> **Instructions for the task**: From the listing below, extract every line in which the word "text" appears.

** START Entries shown **

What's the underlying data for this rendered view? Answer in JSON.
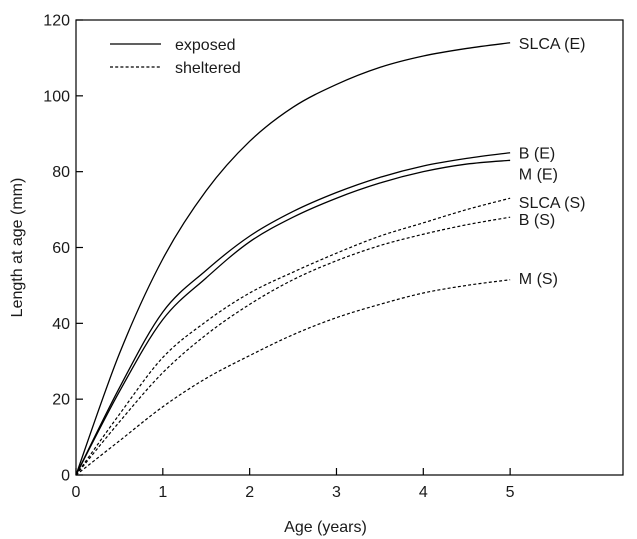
{
  "chart_data": {
    "type": "line",
    "xlabel": "Age (years)",
    "ylabel": "Length at age (mm)",
    "xlim": [
      0,
      6.3
    ],
    "ylim": [
      0,
      120
    ],
    "x_ticks": [
      0,
      1,
      2,
      3,
      4,
      5
    ],
    "y_ticks": [
      0,
      20,
      40,
      60,
      80,
      100,
      120
    ],
    "grid": false,
    "legend": {
      "placement": "top-left",
      "entries": [
        {
          "label": "exposed",
          "style": "solid"
        },
        {
          "label": "sheltered",
          "style": "dashed"
        }
      ]
    },
    "series": [
      {
        "name": "SLCA (E)",
        "style": "solid",
        "x": [
          0,
          0.5,
          1,
          1.5,
          2,
          2.5,
          3,
          3.5,
          4,
          4.5,
          5
        ],
        "y": [
          0,
          32,
          57,
          75,
          88,
          97,
          103,
          107.5,
          110.5,
          112.5,
          114
        ]
      },
      {
        "name": "B (E)",
        "style": "solid",
        "x": [
          0,
          0.5,
          1,
          1.5,
          2,
          2.5,
          3,
          3.5,
          4,
          4.5,
          5
        ],
        "y": [
          0,
          23,
          43,
          54,
          63,
          69.5,
          74.5,
          78.5,
          81.5,
          83.5,
          85
        ]
      },
      {
        "name": "M (E)",
        "style": "solid",
        "x": [
          0,
          0.5,
          1,
          1.5,
          2,
          2.5,
          3,
          3.5,
          4,
          4.5,
          5
        ],
        "y": [
          0,
          22,
          41,
          52,
          61.5,
          68,
          73,
          77,
          80,
          82,
          83
        ]
      },
      {
        "name": "SLCA (S)",
        "style": "dashed",
        "x": [
          0,
          0.5,
          1,
          1.5,
          2,
          2.5,
          3,
          3.5,
          4,
          4.5,
          5
        ],
        "y": [
          0,
          16,
          31,
          40.5,
          48,
          53.5,
          58.5,
          63,
          66.5,
          70,
          73
        ]
      },
      {
        "name": "B (S)",
        "style": "dashed",
        "x": [
          0,
          0.5,
          1,
          1.5,
          2,
          2.5,
          3,
          3.5,
          4,
          4.5,
          5
        ],
        "y": [
          0,
          14,
          27,
          37,
          45,
          51.5,
          56.5,
          60.5,
          63.5,
          66,
          68
        ]
      },
      {
        "name": "M (S)",
        "style": "dashed",
        "x": [
          0,
          0.5,
          1,
          1.5,
          2,
          2.5,
          3,
          3.5,
          4,
          4.5,
          5
        ],
        "y": [
          0,
          9,
          18,
          25.5,
          31.5,
          37,
          41.5,
          45,
          48,
          50,
          51.5
        ]
      }
    ],
    "curve_labels": [
      {
        "text": "SLCA (E)",
        "x": 5.1,
        "y": 114
      },
      {
        "text": "B (E)",
        "x": 5.1,
        "y": 85
      },
      {
        "text": "M (E)",
        "x": 5.1,
        "y": 79.5
      },
      {
        "text": "SLCA (S)",
        "x": 5.1,
        "y": 72
      },
      {
        "text": "B (S)",
        "x": 5.1,
        "y": 67.5
      },
      {
        "text": "M (S)",
        "x": 5.1,
        "y": 52
      }
    ]
  }
}
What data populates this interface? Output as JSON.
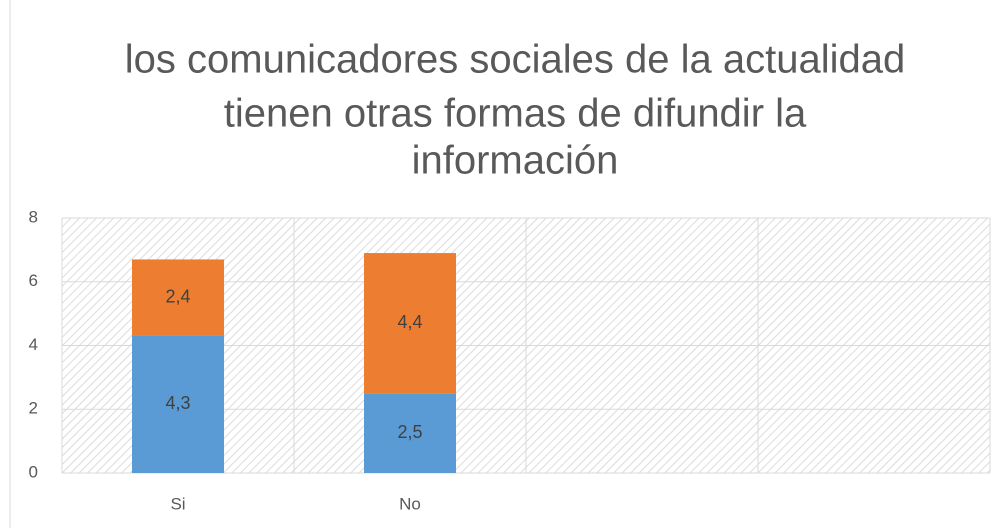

** END Entries shown **

> **The answer**:
        "text": "SLCA (E)",
        "text": "B (E)",
        "text": "M (E)",
        "text": "SLCA (S)",
        "text": "B (S)",
        "text": "M (S)",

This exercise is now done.